Exercise aim:
Copy, from the entries below, each line in which the string "Artillery" appears.
-- Stored rows start --
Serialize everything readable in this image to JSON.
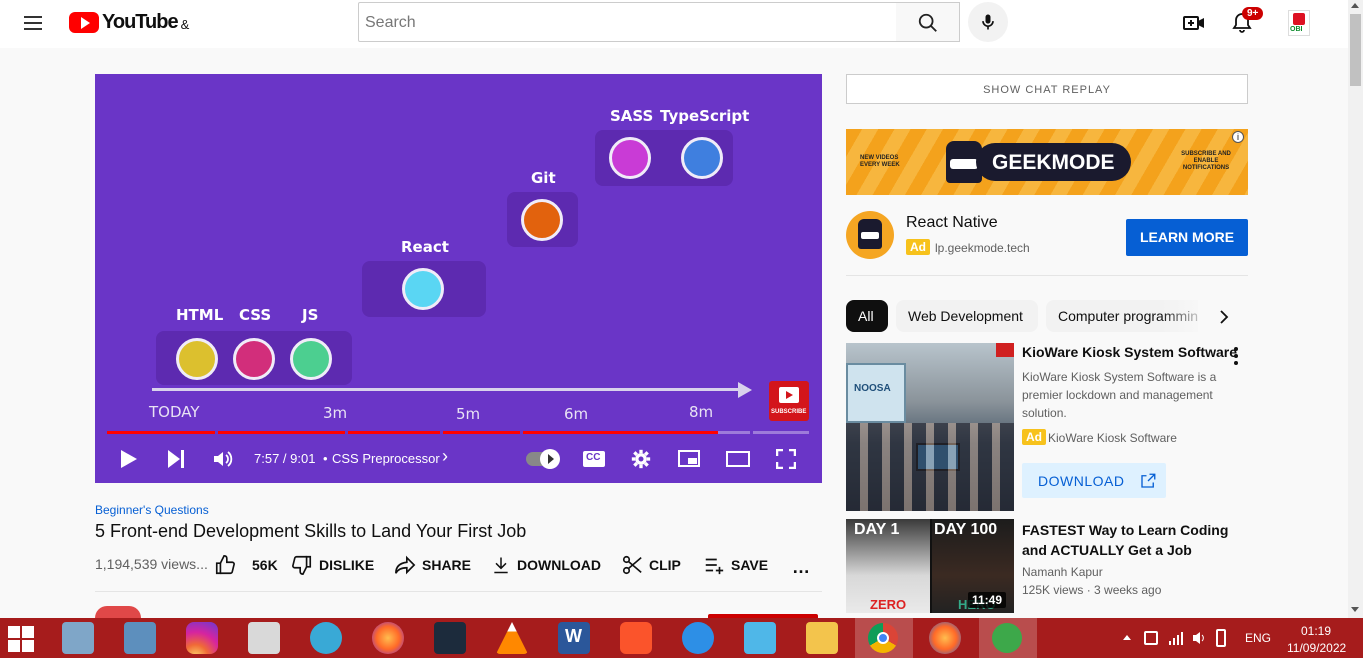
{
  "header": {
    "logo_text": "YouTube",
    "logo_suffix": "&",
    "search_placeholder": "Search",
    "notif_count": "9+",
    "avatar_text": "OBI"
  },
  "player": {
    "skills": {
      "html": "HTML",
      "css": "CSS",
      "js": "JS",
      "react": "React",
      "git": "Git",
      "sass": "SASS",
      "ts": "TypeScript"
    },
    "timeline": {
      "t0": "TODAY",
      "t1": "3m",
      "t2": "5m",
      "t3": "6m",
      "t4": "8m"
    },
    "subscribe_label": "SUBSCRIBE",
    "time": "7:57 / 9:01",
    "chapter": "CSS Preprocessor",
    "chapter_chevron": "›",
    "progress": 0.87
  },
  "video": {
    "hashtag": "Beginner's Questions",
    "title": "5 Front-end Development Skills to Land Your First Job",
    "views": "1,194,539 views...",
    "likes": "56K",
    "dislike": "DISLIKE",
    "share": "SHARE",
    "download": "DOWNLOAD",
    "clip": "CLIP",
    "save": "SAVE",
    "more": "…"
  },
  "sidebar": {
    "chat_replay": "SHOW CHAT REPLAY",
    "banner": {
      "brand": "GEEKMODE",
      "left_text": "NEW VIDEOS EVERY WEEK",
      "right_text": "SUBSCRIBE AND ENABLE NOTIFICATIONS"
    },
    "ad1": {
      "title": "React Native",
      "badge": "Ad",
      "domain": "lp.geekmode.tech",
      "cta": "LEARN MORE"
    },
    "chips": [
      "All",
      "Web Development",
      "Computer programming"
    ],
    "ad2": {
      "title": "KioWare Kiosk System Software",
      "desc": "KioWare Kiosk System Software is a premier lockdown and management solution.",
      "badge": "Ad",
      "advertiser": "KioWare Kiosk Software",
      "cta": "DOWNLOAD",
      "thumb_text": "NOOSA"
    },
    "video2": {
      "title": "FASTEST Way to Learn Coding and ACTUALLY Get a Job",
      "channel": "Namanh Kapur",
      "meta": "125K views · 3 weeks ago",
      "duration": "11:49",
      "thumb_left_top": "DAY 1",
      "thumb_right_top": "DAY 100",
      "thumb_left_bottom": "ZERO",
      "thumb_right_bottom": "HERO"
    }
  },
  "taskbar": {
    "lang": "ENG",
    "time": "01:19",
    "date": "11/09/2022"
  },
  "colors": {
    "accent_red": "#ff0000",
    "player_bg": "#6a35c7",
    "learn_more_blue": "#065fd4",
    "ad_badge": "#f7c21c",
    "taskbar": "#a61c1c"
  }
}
-- Stored rows end --
-- Stored rows start --
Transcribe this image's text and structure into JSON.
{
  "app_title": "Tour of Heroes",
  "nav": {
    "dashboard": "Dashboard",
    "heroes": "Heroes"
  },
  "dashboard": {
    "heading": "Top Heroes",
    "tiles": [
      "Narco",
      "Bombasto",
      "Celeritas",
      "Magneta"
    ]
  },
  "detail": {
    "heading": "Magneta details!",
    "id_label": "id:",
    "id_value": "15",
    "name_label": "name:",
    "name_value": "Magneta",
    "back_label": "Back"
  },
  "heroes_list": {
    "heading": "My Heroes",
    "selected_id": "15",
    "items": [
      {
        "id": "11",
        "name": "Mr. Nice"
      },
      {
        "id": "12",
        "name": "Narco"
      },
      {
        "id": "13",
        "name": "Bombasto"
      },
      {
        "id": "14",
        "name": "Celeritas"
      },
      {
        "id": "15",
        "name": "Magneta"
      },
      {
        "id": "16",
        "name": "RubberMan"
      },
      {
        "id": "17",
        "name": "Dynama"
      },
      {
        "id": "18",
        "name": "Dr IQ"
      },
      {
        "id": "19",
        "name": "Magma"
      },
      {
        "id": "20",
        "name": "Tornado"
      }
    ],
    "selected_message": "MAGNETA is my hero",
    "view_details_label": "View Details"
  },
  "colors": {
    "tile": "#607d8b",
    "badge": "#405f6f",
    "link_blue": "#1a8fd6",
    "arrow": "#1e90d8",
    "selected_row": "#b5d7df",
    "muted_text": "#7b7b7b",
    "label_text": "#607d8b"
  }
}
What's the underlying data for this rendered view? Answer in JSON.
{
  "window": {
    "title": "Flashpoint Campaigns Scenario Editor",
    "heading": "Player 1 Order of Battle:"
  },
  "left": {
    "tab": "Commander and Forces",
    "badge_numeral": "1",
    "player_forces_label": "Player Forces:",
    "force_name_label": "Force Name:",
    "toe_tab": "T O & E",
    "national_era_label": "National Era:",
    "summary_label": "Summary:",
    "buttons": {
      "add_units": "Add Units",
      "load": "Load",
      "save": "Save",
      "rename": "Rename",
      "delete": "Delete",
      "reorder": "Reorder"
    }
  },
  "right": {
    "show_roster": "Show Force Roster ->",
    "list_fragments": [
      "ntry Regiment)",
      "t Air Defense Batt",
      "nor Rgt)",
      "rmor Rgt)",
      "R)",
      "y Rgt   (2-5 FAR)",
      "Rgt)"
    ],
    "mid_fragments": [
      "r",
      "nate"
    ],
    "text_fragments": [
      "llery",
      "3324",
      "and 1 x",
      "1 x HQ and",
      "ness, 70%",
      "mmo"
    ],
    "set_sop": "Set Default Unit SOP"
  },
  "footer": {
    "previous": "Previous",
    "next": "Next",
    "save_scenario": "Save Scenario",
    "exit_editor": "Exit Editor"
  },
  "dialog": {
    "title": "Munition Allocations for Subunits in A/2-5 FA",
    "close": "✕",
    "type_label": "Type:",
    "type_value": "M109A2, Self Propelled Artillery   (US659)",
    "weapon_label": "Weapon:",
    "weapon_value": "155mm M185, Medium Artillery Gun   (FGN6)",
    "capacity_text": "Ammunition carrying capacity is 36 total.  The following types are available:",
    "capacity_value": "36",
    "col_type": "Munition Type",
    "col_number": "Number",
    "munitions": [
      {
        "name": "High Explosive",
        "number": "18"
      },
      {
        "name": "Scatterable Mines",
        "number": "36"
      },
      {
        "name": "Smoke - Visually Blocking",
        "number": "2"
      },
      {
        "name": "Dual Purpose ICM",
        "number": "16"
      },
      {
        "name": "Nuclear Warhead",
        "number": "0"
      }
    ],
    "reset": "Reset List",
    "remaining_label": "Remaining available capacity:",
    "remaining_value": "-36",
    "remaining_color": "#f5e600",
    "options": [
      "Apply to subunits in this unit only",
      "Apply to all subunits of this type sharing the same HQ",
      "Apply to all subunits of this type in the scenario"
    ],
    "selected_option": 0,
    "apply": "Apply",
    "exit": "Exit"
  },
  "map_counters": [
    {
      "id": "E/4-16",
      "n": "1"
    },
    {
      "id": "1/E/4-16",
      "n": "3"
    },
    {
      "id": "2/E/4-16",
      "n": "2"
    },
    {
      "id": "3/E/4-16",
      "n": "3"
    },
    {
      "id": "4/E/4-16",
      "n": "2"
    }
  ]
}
-- Stored rows end --
Written reply:
    "type_value": "M109A2, Self Propelled Artillery   (US659)",
    "weapon_value": "155mm M185, Medium Artillery Gun   (FGN6)",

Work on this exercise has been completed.